_Aim of the task_
From the entries below, copy every line holding the word "Erase".

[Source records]
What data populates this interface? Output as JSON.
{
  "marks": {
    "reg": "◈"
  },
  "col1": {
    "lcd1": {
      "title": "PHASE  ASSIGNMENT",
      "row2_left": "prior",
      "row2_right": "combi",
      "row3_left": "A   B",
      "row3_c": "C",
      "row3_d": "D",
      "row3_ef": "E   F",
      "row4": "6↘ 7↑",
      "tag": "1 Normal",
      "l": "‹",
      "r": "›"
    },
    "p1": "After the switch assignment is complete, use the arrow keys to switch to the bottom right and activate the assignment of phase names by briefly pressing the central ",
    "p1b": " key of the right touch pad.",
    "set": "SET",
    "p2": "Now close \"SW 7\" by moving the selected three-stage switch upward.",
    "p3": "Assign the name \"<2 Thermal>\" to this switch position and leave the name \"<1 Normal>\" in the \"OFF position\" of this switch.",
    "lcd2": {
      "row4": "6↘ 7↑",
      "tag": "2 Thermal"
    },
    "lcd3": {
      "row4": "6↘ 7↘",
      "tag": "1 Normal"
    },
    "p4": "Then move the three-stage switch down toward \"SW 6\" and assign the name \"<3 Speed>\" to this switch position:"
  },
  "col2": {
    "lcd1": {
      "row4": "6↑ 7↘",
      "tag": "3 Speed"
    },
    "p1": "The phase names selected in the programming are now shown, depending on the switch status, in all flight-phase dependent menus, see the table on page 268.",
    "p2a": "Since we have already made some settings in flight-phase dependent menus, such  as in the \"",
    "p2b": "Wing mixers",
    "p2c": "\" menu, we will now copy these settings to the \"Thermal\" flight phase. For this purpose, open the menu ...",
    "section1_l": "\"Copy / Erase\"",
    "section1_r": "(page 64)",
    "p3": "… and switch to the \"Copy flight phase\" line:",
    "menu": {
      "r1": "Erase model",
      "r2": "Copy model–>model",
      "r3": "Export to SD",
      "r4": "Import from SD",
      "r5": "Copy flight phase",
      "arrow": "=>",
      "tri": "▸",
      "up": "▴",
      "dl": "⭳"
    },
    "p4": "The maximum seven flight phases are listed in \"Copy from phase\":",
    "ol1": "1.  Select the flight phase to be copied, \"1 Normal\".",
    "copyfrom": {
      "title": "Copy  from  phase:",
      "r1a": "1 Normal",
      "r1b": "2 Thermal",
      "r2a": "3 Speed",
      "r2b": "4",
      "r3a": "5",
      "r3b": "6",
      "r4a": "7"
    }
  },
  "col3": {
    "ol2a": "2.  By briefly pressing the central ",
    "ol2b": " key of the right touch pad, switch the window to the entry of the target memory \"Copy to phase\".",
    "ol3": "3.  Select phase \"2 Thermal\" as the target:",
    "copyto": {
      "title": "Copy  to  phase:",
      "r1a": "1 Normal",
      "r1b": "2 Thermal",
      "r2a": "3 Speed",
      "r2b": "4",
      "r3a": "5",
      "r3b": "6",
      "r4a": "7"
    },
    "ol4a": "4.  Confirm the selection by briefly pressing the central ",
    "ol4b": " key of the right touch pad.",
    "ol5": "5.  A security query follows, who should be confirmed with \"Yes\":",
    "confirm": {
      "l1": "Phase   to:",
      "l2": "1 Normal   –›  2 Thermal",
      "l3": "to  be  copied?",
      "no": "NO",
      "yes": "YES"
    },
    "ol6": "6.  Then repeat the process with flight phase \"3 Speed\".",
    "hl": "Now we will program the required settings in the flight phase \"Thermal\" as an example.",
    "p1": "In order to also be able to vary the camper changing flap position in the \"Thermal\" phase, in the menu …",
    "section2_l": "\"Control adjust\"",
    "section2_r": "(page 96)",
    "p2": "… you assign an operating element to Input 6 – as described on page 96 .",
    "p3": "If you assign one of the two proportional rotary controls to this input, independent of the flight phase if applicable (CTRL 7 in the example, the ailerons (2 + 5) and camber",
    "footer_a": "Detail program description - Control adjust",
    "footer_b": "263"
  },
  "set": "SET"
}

_Response to this task_
    "section1_l": "\"Copy / Erase\"",
      "r1": "Erase model",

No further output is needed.